Output the entries verbatim, including every line.

**Stored records**

_ _ _ _

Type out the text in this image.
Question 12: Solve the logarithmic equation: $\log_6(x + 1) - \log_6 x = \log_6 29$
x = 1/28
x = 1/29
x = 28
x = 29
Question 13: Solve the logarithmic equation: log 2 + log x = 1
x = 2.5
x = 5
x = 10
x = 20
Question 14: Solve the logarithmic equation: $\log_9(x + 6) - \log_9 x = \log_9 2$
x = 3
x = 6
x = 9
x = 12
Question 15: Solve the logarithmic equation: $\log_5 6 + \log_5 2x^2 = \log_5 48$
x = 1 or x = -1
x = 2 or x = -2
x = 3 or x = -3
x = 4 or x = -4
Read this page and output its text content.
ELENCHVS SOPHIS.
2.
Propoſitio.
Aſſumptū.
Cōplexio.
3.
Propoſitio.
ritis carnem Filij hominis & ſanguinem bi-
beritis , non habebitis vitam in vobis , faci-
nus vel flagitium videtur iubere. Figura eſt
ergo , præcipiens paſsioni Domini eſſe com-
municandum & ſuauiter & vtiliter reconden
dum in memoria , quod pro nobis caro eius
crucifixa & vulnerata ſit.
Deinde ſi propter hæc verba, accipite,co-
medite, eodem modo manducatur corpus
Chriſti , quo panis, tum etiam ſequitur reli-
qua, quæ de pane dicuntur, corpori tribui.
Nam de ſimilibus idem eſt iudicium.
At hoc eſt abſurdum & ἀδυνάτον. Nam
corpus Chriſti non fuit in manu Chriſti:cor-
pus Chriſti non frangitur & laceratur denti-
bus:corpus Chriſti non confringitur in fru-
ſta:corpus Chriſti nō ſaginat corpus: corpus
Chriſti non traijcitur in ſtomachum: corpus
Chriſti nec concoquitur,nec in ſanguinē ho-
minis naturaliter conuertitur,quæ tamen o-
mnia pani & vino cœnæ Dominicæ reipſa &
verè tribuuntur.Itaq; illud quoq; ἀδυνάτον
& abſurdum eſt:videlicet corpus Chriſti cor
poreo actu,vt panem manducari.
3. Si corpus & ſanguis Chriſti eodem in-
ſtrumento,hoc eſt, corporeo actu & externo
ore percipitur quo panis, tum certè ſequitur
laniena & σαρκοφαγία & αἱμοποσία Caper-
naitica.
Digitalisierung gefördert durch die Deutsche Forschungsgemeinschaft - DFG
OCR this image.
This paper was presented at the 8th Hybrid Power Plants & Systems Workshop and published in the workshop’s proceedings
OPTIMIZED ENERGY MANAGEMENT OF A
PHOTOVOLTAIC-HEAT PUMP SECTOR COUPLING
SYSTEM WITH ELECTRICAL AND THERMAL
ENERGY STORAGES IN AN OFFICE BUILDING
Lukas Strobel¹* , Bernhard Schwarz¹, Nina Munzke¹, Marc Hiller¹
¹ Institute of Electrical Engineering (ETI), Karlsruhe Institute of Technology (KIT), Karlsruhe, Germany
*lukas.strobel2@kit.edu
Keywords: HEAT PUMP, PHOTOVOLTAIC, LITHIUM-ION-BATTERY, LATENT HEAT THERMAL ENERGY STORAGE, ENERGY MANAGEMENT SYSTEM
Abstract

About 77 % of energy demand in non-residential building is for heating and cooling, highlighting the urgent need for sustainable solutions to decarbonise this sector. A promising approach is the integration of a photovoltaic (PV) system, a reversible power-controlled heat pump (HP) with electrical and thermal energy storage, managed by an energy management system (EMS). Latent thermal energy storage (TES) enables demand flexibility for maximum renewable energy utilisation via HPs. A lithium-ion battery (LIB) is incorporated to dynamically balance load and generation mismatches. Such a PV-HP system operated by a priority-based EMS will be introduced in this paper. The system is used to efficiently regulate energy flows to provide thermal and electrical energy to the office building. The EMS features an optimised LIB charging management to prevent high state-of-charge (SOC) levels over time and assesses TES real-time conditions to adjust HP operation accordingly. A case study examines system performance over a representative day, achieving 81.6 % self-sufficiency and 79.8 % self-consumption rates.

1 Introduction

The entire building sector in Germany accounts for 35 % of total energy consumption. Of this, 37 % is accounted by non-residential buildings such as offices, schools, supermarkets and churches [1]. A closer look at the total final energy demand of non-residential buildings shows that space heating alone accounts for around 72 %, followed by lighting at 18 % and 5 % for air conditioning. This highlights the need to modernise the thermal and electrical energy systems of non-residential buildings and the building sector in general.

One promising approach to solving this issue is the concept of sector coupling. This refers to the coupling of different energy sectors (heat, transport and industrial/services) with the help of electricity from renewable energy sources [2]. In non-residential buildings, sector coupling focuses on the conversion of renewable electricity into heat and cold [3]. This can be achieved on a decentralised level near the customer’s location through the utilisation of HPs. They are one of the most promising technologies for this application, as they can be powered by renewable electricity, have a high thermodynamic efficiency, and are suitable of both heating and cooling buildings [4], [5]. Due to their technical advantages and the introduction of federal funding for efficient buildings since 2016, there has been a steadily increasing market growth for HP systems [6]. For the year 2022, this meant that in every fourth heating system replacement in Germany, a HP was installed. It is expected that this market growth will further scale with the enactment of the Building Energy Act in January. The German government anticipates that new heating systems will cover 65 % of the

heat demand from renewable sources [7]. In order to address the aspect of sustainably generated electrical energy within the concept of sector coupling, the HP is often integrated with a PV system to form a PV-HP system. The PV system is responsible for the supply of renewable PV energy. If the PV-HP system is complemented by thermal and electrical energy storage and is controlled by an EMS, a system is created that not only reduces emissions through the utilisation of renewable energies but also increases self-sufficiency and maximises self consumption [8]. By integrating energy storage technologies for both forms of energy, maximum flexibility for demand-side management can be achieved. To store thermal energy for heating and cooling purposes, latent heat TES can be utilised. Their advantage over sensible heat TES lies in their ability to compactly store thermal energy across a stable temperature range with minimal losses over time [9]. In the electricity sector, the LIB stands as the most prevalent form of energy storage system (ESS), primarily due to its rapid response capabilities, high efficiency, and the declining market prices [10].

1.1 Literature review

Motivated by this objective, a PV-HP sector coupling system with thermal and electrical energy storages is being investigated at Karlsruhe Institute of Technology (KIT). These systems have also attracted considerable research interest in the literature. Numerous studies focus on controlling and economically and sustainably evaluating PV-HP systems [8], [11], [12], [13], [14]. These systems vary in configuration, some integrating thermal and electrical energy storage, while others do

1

_ _ _ _

**Written solution**
Type out the text in this image.
Question 12: Solve the logarithmic equation: $\log_6(x + 1) - \log_6 x = \log_6 29$
x = 1/28
x = 1/29
x = 28
x = 29
Question 13: Solve the logarithmic equation: log 2 + log x = 1
x = 2.5
x = 5
x = 10
x = 20
Question 14: Solve the logarithmic equation: $\log_9(x + 6) - \log_9 x = \log_9 2$
x = 3
x = 6
x = 9
x = 12
Question 15: Solve the logarithmic equation: $\log_5 6 + \log_5 2x^2 = \log_5 48$
x = 1 or x = -1
x = 2 or x = -2
x = 3 or x = -3
x = 4 or x = -4
Read this page and output its text content.
ELENCHVS SOPHIS.
2.
Propoſitio.
Aſſumptū.
Cōplexio.
3.
Propoſitio.
ritis carnem Filij hominis & ſanguinem bi-
beritis , non habebitis vitam in vobis , faci-
nus vel flagitium videtur iubere. Figura eſt
ergo , præcipiens paſsioni Domini eſſe com-
municandum & ſuauiter & vtiliter reconden
dum in memoria , quod pro nobis caro eius
crucifixa & vulnerata ſit.
Deinde ſi propter hæc verba, accipite,co-
medite, eodem modo manducatur corpus
Chriſti , quo panis, tum etiam ſequitur reli-
qua, quæ de pane dicuntur, corpori tribui.
Nam de ſimilibus idem eſt iudicium.
At hoc eſt abſurdum & ἀδυνάτον. Nam
corpus Chriſti non fuit in manu Chriſti:cor-
pus Chriſti non frangitur & laceratur denti-
bus:corpus Chriſti non confringitur in fru-
ſta:corpus Chriſti nō ſaginat corpus: corpus
Chriſti non traijcitur in ſtomachum: corpus
Chriſti nec concoquitur,nec in ſanguinē ho-
minis naturaliter conuertitur,quæ tamen o-
mnia pani & vino cœnæ Dominicæ reipſa &
verè tribuuntur.Itaq; illud quoq; ἀδυνάτον
& abſurdum eſt:videlicet corpus Chriſti cor
poreo actu,vt panem manducari.
3. Si corpus & ſanguis Chriſti eodem in-
ſtrumento,hoc eſt, corporeo actu & externo
ore percipitur quo panis, tum certè ſequitur
laniena & σαρκοφαγία & αἱμοποσία Caper-
naitica.
Digitalisierung gefördert durch die Deutsche Forschungsgemeinschaft - DFG
OCR this image.
This paper was presented at the 8th Hybrid Power Plants & Systems Workshop and published in the workshop’s proceedings
OPTIMIZED ENERGY MANAGEMENT OF A
PHOTOVOLTAIC-HEAT PUMP SECTOR COUPLING
SYSTEM WITH ELECTRICAL AND THERMAL
ENERGY STORAGES IN AN OFFICE BUILDING
Lukas Strobel¹* , Bernhard Schwarz¹, Nina Munzke¹, Marc Hiller¹
¹ Institute of Electrical Engineering (ETI), Karlsruhe Institute of Technology (KIT), Karlsruhe, Germany
*lukas.strobel2@kit.edu
Keywords: HEAT PUMP, PHOTOVOLTAIC, LITHIUM-ION-BATTERY, LATENT HEAT THERMAL ENERGY STORAGE, ENERGY MANAGEMENT SYSTEM
Abstract

About 77 % of energy demand in non-residential building is for heating and cooling, highlighting the urgent need for sustainable solutions to decarbonise this sector. A promising approach is the integration of a photovoltaic (PV) system, a reversible power-controlled heat pump (HP) with electrical and thermal energy storage, managed by an energy management system (EMS). Latent thermal energy storage (TES) enables demand flexibility for maximum renewable energy utilisation via HPs. A lithium-ion battery (LIB) is incorporated to dynamically balance load and generation mismatches. Such a PV-HP system operated by a priority-based EMS will be introduced in this paper. The system is used to efficiently regulate energy flows to provide thermal and electrical energy to the office building. The EMS features an optimised LIB charging management to prevent high state-of-charge (SOC) levels over time and assesses TES real-time conditions to adjust HP operation accordingly. A case study examines system performance over a representative day, achieving 81.6 % self-sufficiency and 79.8 % self-consumption rates.

1 Introduction

The entire building sector in Germany accounts for 35 % of total energy consumption. Of this, 37 % is accounted by non-residential buildings such as offices, schools, supermarkets and churches [1]. A closer look at the total final energy demand of non-residential buildings shows that space heating alone accounts for around 72 %, followed by lighting at 18 % and 5 % for air conditioning. This highlights the need to modernise the thermal and electrical energy systems of non-residential buildings and the building sector in general.

One promising approach to solving this issue is the concept of sector coupling. This refers to the coupling of different energy sectors (heat, transport and industrial/services) with the help of electricity from renewable energy sources [2]. In non-residential buildings, sector coupling focuses on the conversion of renewable electricity into heat and cold [3]. This can be achieved on a decentralised level near the customer’s location through the utilisation of HPs. They are one of the most promising technologies for this application, as they can be powered by renewable electricity, have a high thermodynamic efficiency, and are suitable of both heating and cooling buildings [4], [5]. Due to their technical advantages and the introduction of federal funding for efficient buildings since 2016, there has been a steadily increasing market growth for HP systems [6]. For the year 2022, this meant that in every fourth heating system replacement in Germany, a HP was installed. It is expected that this market growth will further scale with the enactment of the Building Energy Act in January. The German government anticipates that new heating systems will cover 65 % of the

heat demand from renewable sources [7]. In order to address the aspect of sustainably generated electrical energy within the concept of sector coupling, the HP is often integrated with a PV system to form a PV-HP system. The PV system is responsible for the supply of renewable PV energy. If the PV-HP system is complemented by thermal and electrical energy storage and is controlled by an EMS, a system is created that not only reduces emissions through the utilisation of renewable energies but also increases self-sufficiency and maximises self consumption [8]. By integrating energy storage technologies for both forms of energy, maximum flexibility for demand-side management can be achieved. To store thermal energy for heating and cooling purposes, latent heat TES can be utilised. Their advantage over sensible heat TES lies in their ability to compactly store thermal energy across a stable temperature range with minimal losses over time [9]. In the electricity sector, the LIB stands as the most prevalent form of energy storage system (ESS), primarily due to its rapid response capabilities, high efficiency, and the declining market prices [10].

1.1 Literature review

Motivated by this objective, a PV-HP sector coupling system with thermal and electrical energy storages is being investigated at Karlsruhe Institute of Technology (KIT). These systems have also attracted considerable research interest in the literature. Numerous studies focus on controlling and economically and sustainably evaluating PV-HP systems [8], [11], [12], [13], [14]. These systems vary in configuration, some integrating thermal and electrical energy storage, while others do

1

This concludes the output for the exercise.